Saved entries
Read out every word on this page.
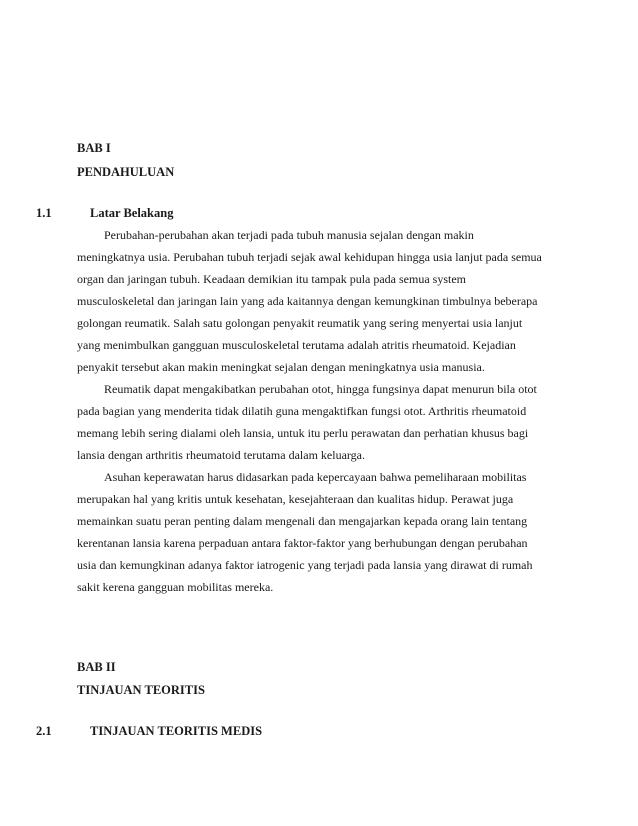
BAB I
PENDAHULUAN
1.1	Latar Belakang
Perubahan-perubahan akan terjadi pada tubuh manusia sejalan dengan makin
meningkatnya usia. Perubahan tubuh terjadi sejak awal kehidupan hingga usia lanjut pada semua
organ dan jaringan tubuh. Keadaan demikian itu tampak pula pada semua system
musculoskeletal dan jaringan lain yang ada kaitannya dengan kemungkinan timbulnya beberapa
golongan reumatik. Salah satu golongan penyakit reumatik yang sering menyertai usia lanjut
yang menimbulkan gangguan musculoskeletal terutama adalah atritis rheumatoid. Kejadian
penyakit tersebut akan makin meningkat sejalan dengan meningkatnya usia manusia.
Reumatik dapat mengakibatkan perubahan otot, hingga fungsinya dapat menurun bila otot
pada bagian yang menderita tidak dilatih guna mengaktifkan fungsi otot. Arthritis rheumatoid
memang lebih sering dialami oleh lansia, untuk itu perlu perawatan dan perhatian khusus bagi
lansia dengan arthritis rheumatoid terutama dalam keluarga.
Asuhan keperawatan harus didasarkan pada kepercayaan bahwa pemeliharaan mobilitas
merupakan hal yang kritis untuk kesehatan, kesejahteraan dan kualitas hidup. Perawat juga
memainkan suatu peran penting dalam mengenali dan mengajarkan kepada orang lain tentang
kerentanan lansia karena perpaduan antara faktor-faktor yang berhubungan dengan perubahan
usia dan kemungkinan adanya faktor iatrogenic yang terjadi pada lansia yang dirawat di rumah
sakit kerena gangguan mobilitas mereka.
BAB II
TINJAUAN TEORITIS
2.1	TINJAUAN TEORITIS MEDIS
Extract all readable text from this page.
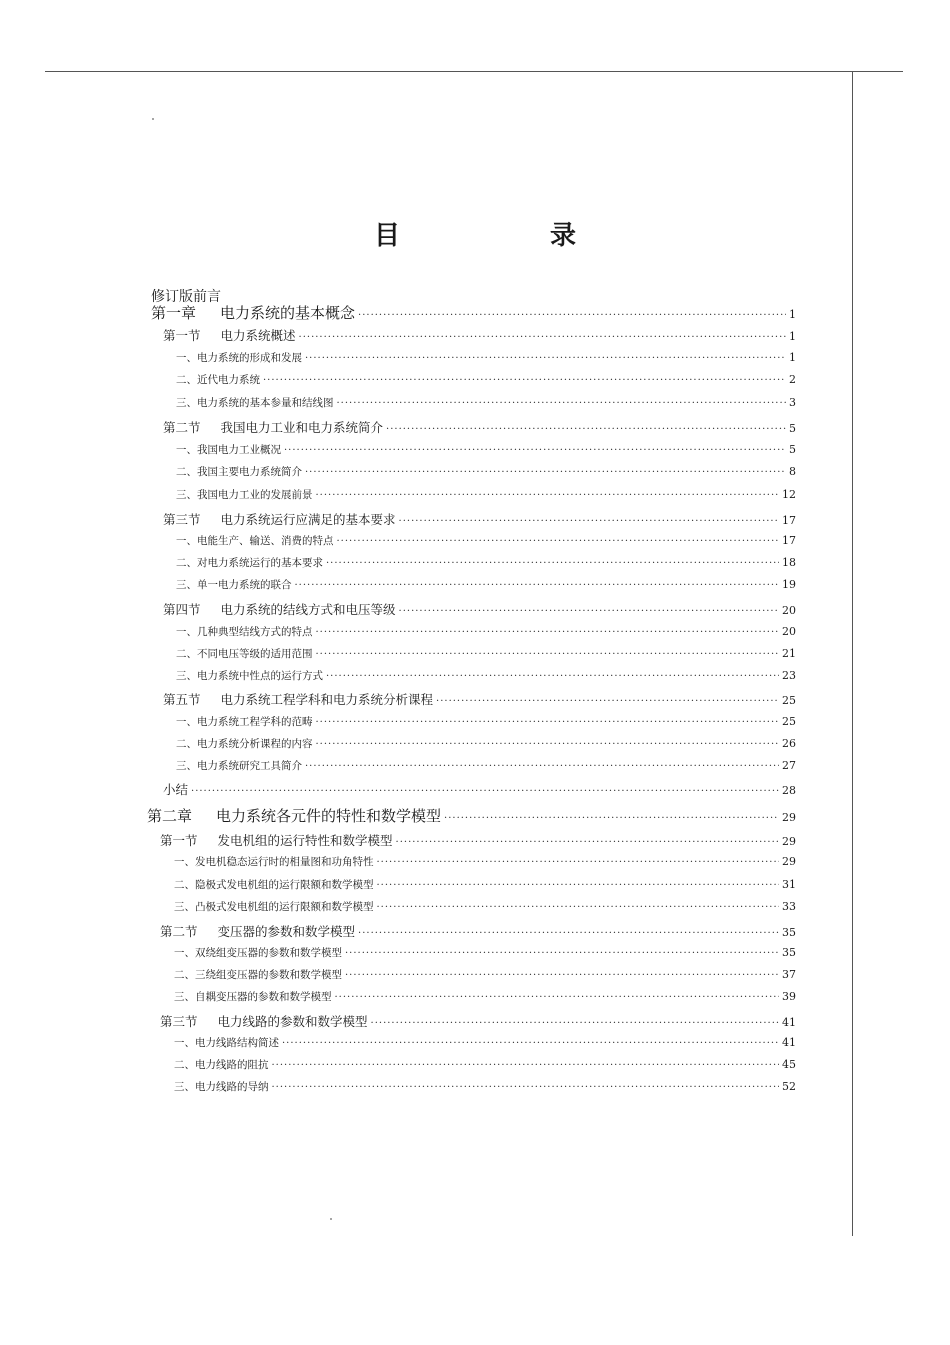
目　录
修订版前言
第一章 电力系统的基本概念 ·····	1
第一节 电力系统概述 ·····	1
一、电力系统的形成和发展 ·····	1
二、近代电力系统 ·····	2
三、电力系统的基本参量和结线图 ·····	3
第二节 我国电力工业和电力系统简介 ·····	5
一、我国电力工业概况 ·····	5
二、我国主要电力系统简介 ·····	8
三、我国电力工业的发展前景 ·····	12
第三节 电力系统运行应满足的基本要求 ·····	17
一、电能生产、输送、消费的特点 ·····	17
二、对电力系统运行的基本要求 ·····	18
三、单一电力系统的联合 ·····	19
第四节 电力系统的结线方式和电压等级 ·····	20
一、几种典型结线方式的特点 ·····	20
二、不同电压等级的适用范围 ·····	21
三、电力系统中性点的运行方式 ·····	23
第五节 电力系统工程学科和电力系统分析课程 ·····	25
一、电力系统工程学科的范畴 ·····	25
二、电力系统分析课程的内容 ·····	26
三、电力系统研究工具简介 ·····	27
小结 ·····	28
第二章 电力系统各元件的特性和数学模型 ·····	29
第一节 发电机组的运行特性和数学模型 ·····	29
一、发电机稳态运行时的相量图和功角特性 ·····	29
二、隐极式发电机组的运行限额和数学模型 ·····	31
三、凸极式发电机组的运行限额和数学模型 ·····	33
第二节 变压器的参数和数学模型 ·····	35
一、双绕组变压器的参数和数学模型 ·····	35
二、三绕组变压器的参数和数学模型 ·····	37
三、自耦变压器的参数和数学模型 ·····	39
第三节 电力线路的参数和数学模型 ·····	41
一、电力线路结构简述 ·····	41
二、电力线路的阻抗 ·····	45
三、电力线路的导纳 ·····	52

## SHORT EXERCISE
Report how many lines in the records above contain the word "dalam", giving only the number.

## RESULT FOR THIS EXERCISE
2